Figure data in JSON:

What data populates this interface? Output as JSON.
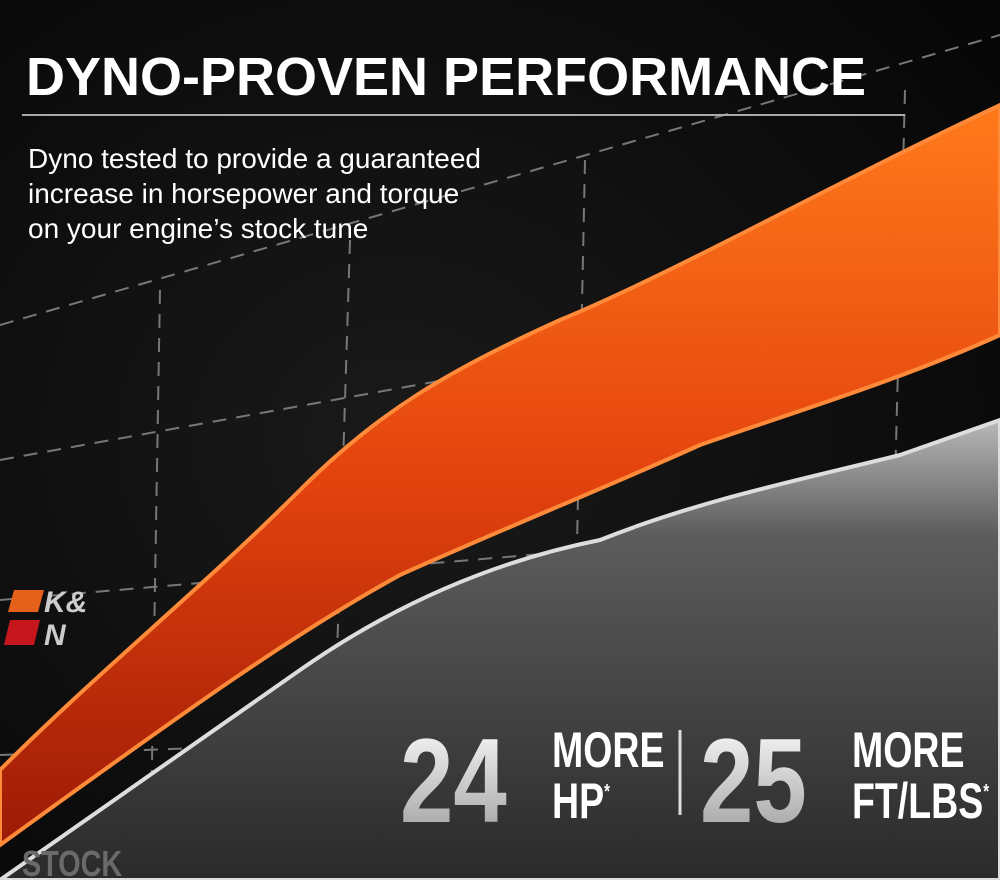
{
  "header": {
    "title": "DYNO-PROVEN PERFORMANCE",
    "description": [
      "Dyno tested to provide a guaranteed",
      "increase in horsepower and torque",
      "on your engine’s stock tune"
    ]
  },
  "logo": {
    "line1": "K&",
    "line2": "N"
  },
  "stats": [
    {
      "number": "24",
      "label": "MORE",
      "unit": "HP",
      "note": "*"
    },
    {
      "number": "25",
      "label": "MORE",
      "unit": "FT/LBS",
      "note": "*"
    }
  ],
  "baseline_label": "STOCK"
}
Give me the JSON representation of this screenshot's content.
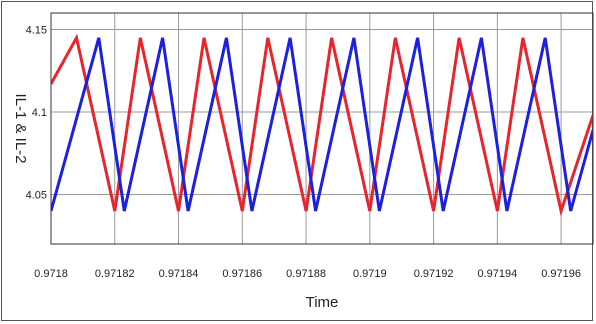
{
  "chart_data": {
    "type": "line",
    "title": "",
    "xlabel": "Time",
    "ylabel": "IL-1 & IL-2",
    "xlim": [
      0.9718,
      0.97197
    ],
    "ylim": [
      4.02,
      4.16
    ],
    "grid": true,
    "x_ticks": [
      0.9718,
      0.97182,
      0.97184,
      0.97186,
      0.97188,
      0.9719,
      0.97192,
      0.97194,
      0.97196
    ],
    "x_tick_labels": [
      "0.9718",
      "0.97182",
      "0.97184",
      "0.97186",
      "0.97188",
      "0.9719",
      "0.97192",
      "0.97194",
      "0.97196"
    ],
    "y_ticks": [
      4.05,
      4.1,
      4.15
    ],
    "y_tick_labels": [
      "4.05",
      "4.1",
      "4.15"
    ],
    "series": [
      {
        "color": "#e8242c",
        "x": [
          0.9718,
          0.971808,
          0.97182,
          0.971828,
          0.97184,
          0.971848,
          0.97186,
          0.971868,
          0.97188,
          0.971888,
          0.9719,
          0.971908,
          0.97192,
          0.971928,
          0.97194,
          0.971948,
          0.97196,
          0.97197
        ],
        "y": [
          4.117,
          4.145,
          4.04,
          4.145,
          4.04,
          4.145,
          4.04,
          4.145,
          4.04,
          4.145,
          4.04,
          4.145,
          4.04,
          4.145,
          4.04,
          4.145,
          4.04,
          4.098
        ]
      },
      {
        "color": "#1c20e0",
        "x": [
          0.9718,
          0.971815,
          0.971823,
          0.971835,
          0.971843,
          0.971855,
          0.971863,
          0.971875,
          0.971883,
          0.971895,
          0.971903,
          0.971915,
          0.971923,
          0.971935,
          0.971943,
          0.971955,
          0.971963,
          0.97197
        ],
        "y": [
          4.04,
          4.145,
          4.04,
          4.145,
          4.04,
          4.145,
          4.04,
          4.145,
          4.04,
          4.145,
          4.04,
          4.145,
          4.04,
          4.145,
          4.04,
          4.145,
          4.04,
          4.089
        ]
      }
    ]
  }
}
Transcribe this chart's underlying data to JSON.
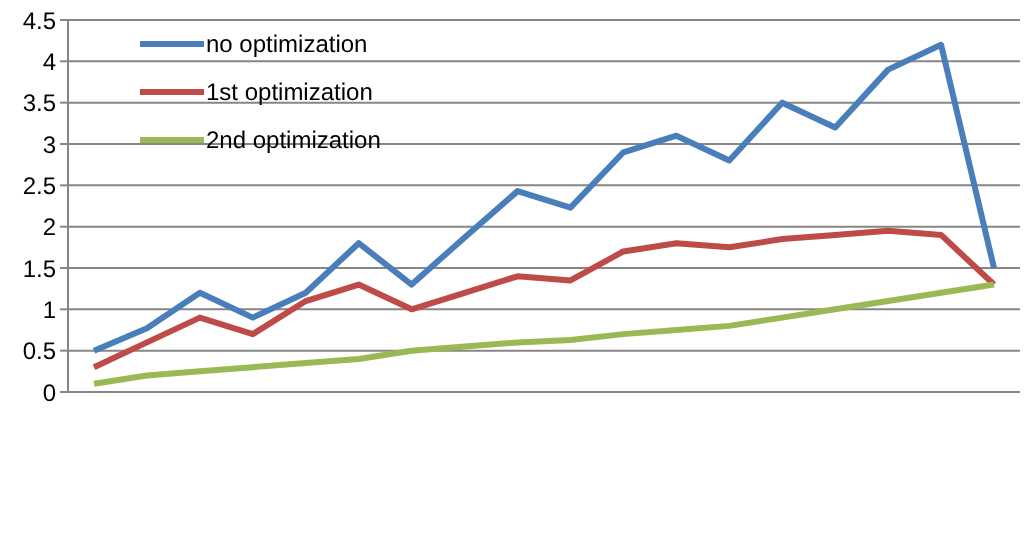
{
  "chart_data": {
    "type": "line",
    "categories": [
      null,
      null,
      null,
      null,
      null,
      null,
      null,
      null,
      null,
      null,
      null,
      null,
      null,
      null,
      null,
      null,
      null,
      null
    ],
    "series": [
      {
        "name": "no optimization",
        "color": "#4a7ebb",
        "values": [
          0.5,
          0.77,
          1.2,
          0.9,
          1.2,
          1.8,
          1.3,
          1.87,
          2.43,
          2.23,
          2.9,
          3.1,
          2.8,
          3.5,
          3.2,
          3.9,
          4.2,
          1.5
        ]
      },
      {
        "name": "1st optimization",
        "color": "#be4b48",
        "values": [
          0.3,
          0.6,
          0.9,
          0.7,
          1.1,
          1.3,
          1.0,
          1.2,
          1.4,
          1.35,
          1.7,
          1.8,
          1.75,
          1.85,
          1.9,
          1.95,
          1.9,
          1.3
        ]
      },
      {
        "name": "2nd optimization",
        "color": "#98b954",
        "values": [
          0.1,
          0.2,
          0.25,
          0.3,
          0.35,
          0.4,
          0.5,
          0.55,
          0.6,
          0.63,
          0.7,
          0.75,
          0.8,
          0.9,
          1.0,
          1.1,
          1.2,
          1.3
        ]
      }
    ],
    "ylim": [
      0,
      4.5
    ],
    "yticks": [
      0,
      0.5,
      1,
      1.5,
      2,
      2.5,
      3,
      3.5,
      4,
      4.5
    ],
    "grid": "y",
    "legend": "top left",
    "marker": "none",
    "line_style": "solid"
  }
}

■ **WHAT TO PRODUCE**: Look over the listing. Pull out every line with the string "this" in it.

■ **WRITTEN ANSWER**:
What data populates this interface? Output as JSON.
Give me the JSON representation of this screenshot's content.
Transcribe this chart's underlying data to JSON.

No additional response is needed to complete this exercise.